| TASK GOAL |
Copy the material that follows word for word and omit its pictures.
— Begin ROWS —
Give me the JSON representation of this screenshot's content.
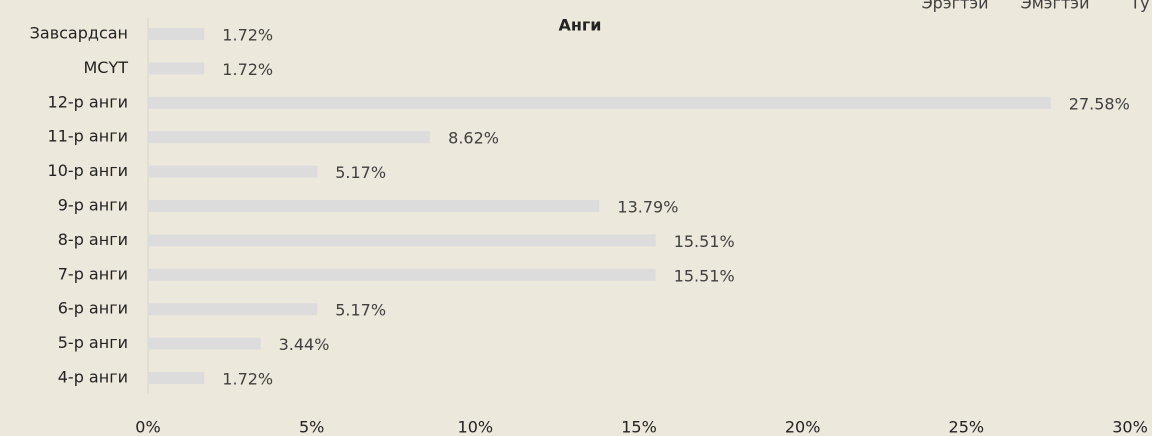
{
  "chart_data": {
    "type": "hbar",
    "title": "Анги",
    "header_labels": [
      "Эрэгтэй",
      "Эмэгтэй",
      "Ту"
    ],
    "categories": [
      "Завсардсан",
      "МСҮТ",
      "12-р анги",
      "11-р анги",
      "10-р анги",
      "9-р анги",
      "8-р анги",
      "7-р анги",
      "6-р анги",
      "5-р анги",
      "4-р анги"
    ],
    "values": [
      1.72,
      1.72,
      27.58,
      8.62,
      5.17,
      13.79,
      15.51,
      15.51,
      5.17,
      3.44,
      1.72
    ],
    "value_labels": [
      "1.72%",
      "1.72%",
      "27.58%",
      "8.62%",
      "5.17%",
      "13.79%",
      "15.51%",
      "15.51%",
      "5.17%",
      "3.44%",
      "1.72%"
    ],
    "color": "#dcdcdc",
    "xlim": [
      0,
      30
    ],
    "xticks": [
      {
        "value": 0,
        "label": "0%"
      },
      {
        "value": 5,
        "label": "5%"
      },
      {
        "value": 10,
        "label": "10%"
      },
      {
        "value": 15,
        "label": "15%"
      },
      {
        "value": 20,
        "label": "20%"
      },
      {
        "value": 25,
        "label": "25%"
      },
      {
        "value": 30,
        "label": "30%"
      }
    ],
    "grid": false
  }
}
— End ROWS —
| PROBLEM SOLUTION |
Give me the JSON representation of this screenshot's content.
{
  "chart_data": {
    "type": "hbar",
    "title": "Анги",
    "header_labels": [
      "Эрэгтэй",
      "Эмэгтэй",
      "Ту"
    ],
    "categories": [
      "Завсардсан",
      "МСҮТ",
      "12-р анги",
      "11-р анги",
      "10-р анги",
      "9-р анги",
      "8-р анги",
      "7-р анги",
      "6-р анги",
      "5-р анги",
      "4-р анги"
    ],
    "values": [
      1.72,
      1.72,
      27.58,
      8.62,
      5.17,
      13.79,
      15.51,
      15.51,
      5.17,
      3.44,
      1.72
    ],
    "value_labels": [
      "1.72%",
      "1.72%",
      "27.58%",
      "8.62%",
      "5.17%",
      "13.79%",
      "15.51%",
      "15.51%",
      "5.17%",
      "3.44%",
      "1.72%"
    ],
    "color": "#dcdcdc",
    "xlim": [
      0,
      30
    ],
    "xticks": [
      {
        "value": 0,
        "label": "0%"
      },
      {
        "value": 5,
        "label": "5%"
      },
      {
        "value": 10,
        "label": "10%"
      },
      {
        "value": 15,
        "label": "15%"
      },
      {
        "value": 20,
        "label": "20%"
      },
      {
        "value": 25,
        "label": "25%"
      },
      {
        "value": 30,
        "label": "30%"
      }
    ],
    "grid": false
  }
}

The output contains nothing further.